■ **Problem description**
Report the count of lines holding "color" in the records, with no other words.
- - - -
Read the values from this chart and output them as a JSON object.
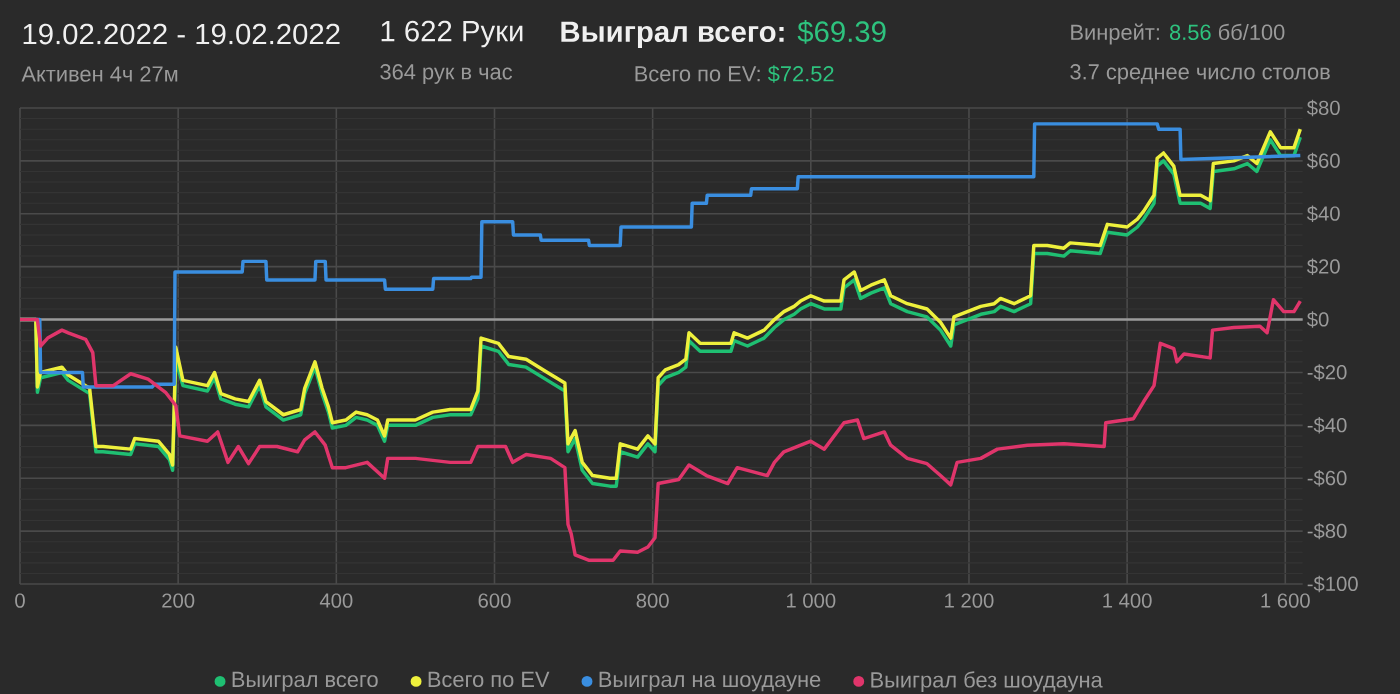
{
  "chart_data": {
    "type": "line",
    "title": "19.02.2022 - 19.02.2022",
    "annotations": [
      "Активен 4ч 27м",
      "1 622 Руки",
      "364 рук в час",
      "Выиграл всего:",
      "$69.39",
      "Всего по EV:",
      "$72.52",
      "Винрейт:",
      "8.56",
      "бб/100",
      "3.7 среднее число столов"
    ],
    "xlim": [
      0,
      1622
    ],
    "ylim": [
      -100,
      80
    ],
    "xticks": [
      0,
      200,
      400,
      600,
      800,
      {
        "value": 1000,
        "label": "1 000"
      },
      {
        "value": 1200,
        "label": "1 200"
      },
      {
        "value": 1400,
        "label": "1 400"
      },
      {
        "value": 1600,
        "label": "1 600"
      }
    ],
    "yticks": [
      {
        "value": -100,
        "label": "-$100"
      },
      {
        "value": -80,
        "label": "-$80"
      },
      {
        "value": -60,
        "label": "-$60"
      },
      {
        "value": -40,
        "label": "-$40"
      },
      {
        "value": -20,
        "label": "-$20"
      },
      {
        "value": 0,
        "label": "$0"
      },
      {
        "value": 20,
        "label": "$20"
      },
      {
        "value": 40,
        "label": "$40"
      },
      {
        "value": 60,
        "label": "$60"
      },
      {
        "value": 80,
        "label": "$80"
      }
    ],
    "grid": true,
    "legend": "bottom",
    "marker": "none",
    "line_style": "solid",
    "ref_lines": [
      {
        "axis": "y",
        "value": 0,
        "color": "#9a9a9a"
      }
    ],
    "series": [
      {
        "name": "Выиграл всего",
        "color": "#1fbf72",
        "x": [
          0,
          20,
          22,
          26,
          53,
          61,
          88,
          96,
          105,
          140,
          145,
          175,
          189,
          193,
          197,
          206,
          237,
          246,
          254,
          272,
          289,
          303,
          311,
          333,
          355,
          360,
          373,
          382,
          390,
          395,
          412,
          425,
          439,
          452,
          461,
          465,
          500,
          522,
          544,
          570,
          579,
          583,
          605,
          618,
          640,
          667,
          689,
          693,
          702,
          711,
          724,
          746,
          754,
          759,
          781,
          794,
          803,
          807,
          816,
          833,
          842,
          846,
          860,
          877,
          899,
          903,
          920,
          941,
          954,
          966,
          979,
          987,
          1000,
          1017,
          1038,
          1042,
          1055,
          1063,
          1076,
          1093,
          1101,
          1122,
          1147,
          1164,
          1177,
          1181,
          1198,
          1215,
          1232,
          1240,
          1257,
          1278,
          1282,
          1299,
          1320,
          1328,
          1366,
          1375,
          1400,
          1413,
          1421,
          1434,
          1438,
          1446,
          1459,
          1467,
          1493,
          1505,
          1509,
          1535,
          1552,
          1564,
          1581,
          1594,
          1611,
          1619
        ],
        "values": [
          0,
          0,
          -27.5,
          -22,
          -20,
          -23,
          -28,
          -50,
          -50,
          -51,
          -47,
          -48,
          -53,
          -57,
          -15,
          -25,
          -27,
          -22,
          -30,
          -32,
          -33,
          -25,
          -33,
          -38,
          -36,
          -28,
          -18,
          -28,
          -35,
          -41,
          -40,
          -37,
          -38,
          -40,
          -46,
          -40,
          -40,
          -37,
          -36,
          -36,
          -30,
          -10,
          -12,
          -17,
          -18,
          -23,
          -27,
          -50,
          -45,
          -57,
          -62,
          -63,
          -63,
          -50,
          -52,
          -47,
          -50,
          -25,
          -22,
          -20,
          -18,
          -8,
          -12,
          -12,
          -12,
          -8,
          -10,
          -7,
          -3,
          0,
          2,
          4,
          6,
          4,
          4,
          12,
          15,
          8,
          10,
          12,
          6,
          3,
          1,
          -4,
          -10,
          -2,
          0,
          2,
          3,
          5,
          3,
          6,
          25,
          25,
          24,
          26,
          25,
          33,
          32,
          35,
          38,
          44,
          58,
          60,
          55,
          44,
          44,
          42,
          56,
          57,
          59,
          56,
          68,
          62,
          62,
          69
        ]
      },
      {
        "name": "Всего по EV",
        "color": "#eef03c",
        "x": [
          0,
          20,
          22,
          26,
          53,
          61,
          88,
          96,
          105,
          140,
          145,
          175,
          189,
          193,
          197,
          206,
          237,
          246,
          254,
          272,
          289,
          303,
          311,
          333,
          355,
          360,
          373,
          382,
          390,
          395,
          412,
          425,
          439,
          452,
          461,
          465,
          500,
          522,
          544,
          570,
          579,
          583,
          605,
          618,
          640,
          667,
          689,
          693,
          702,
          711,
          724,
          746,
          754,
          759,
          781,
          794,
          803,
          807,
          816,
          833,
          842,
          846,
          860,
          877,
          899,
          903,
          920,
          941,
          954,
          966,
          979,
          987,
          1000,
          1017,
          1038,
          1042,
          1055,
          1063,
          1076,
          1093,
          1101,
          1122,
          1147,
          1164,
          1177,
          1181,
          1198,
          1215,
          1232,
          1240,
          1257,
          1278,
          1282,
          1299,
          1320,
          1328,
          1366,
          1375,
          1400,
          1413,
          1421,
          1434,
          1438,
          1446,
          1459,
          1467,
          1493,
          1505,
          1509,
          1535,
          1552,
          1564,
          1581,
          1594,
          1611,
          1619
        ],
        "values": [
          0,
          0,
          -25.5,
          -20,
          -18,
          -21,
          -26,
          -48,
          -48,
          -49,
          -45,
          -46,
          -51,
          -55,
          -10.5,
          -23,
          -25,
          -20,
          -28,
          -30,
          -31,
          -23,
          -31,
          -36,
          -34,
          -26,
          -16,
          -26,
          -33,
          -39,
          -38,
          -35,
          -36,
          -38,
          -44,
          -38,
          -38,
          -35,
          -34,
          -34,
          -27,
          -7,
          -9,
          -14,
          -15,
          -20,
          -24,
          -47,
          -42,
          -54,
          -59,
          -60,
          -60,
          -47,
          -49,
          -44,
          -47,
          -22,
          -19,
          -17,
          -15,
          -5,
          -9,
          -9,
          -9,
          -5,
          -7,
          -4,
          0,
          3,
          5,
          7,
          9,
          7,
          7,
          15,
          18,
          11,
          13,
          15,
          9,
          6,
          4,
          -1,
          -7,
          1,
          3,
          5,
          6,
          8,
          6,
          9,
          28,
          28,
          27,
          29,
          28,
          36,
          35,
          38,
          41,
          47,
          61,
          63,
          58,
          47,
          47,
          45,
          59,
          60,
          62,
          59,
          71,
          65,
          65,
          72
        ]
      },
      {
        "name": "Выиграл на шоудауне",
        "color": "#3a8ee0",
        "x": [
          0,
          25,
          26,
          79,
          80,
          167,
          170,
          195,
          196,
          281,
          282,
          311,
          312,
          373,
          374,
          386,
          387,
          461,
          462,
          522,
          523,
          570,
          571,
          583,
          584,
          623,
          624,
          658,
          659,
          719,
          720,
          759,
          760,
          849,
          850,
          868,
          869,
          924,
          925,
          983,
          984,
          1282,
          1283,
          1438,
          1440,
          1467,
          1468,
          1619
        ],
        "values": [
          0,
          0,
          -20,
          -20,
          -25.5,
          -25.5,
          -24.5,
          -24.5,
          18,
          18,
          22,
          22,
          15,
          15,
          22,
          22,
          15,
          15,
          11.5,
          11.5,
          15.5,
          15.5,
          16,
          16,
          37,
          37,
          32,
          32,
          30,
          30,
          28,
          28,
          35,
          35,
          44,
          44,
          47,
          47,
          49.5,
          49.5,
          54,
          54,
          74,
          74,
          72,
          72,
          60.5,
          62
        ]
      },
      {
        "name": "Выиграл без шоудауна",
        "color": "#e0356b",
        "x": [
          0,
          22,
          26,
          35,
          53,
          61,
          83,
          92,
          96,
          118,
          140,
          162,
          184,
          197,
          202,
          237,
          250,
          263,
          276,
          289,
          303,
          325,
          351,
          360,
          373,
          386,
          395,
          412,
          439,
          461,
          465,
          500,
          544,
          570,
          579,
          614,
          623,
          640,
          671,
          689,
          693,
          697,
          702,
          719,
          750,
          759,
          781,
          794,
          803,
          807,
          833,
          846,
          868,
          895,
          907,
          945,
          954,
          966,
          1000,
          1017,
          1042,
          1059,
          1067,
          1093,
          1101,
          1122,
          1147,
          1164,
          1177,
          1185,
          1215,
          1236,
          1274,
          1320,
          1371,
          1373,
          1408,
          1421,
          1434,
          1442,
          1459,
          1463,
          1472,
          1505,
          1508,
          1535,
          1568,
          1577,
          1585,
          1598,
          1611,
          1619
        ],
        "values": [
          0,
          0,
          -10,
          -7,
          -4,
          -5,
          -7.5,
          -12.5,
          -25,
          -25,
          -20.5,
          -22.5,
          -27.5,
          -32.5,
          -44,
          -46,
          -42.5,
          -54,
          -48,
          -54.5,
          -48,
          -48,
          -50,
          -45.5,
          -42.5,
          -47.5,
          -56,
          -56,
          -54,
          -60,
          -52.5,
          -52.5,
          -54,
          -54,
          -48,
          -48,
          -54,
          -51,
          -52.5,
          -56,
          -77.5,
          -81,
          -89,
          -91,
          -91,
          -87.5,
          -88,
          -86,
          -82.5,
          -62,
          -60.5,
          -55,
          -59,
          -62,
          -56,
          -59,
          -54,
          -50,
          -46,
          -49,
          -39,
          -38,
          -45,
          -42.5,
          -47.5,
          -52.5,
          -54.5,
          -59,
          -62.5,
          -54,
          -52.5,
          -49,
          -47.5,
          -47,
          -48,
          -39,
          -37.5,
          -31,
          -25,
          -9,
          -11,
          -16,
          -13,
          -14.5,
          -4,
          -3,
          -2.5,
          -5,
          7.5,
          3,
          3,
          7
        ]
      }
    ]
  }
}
- - - -
■ **Worked solution**
5